# RECORDS SHOWN start

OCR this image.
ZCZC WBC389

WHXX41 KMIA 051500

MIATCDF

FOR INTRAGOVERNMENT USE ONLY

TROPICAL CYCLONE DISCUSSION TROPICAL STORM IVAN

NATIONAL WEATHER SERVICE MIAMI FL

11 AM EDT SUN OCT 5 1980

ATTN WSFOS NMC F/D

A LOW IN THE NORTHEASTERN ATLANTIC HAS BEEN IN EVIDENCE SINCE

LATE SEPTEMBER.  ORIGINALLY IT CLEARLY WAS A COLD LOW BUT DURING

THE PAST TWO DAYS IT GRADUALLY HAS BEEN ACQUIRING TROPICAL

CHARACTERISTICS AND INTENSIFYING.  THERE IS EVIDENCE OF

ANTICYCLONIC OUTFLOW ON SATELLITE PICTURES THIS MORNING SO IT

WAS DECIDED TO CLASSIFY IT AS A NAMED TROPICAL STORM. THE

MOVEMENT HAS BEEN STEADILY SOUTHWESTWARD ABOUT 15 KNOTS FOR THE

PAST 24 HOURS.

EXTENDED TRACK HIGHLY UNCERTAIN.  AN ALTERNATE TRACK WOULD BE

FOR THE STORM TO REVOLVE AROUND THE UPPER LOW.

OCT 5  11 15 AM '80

# RECORDS SHOWN end

> _INSTRUCTIONS FOR THE TASK_: Pull every line holding "EVIDENCE" out of the records.

> _OUTPUT BELOW_:
A LOW IN THE NORTHEASTERN ATLANTIC HAS BEEN IN EVIDENCE SINCE
CHARACTERISTICS AND INTENSIFYING.  THERE IS EVIDENCE OF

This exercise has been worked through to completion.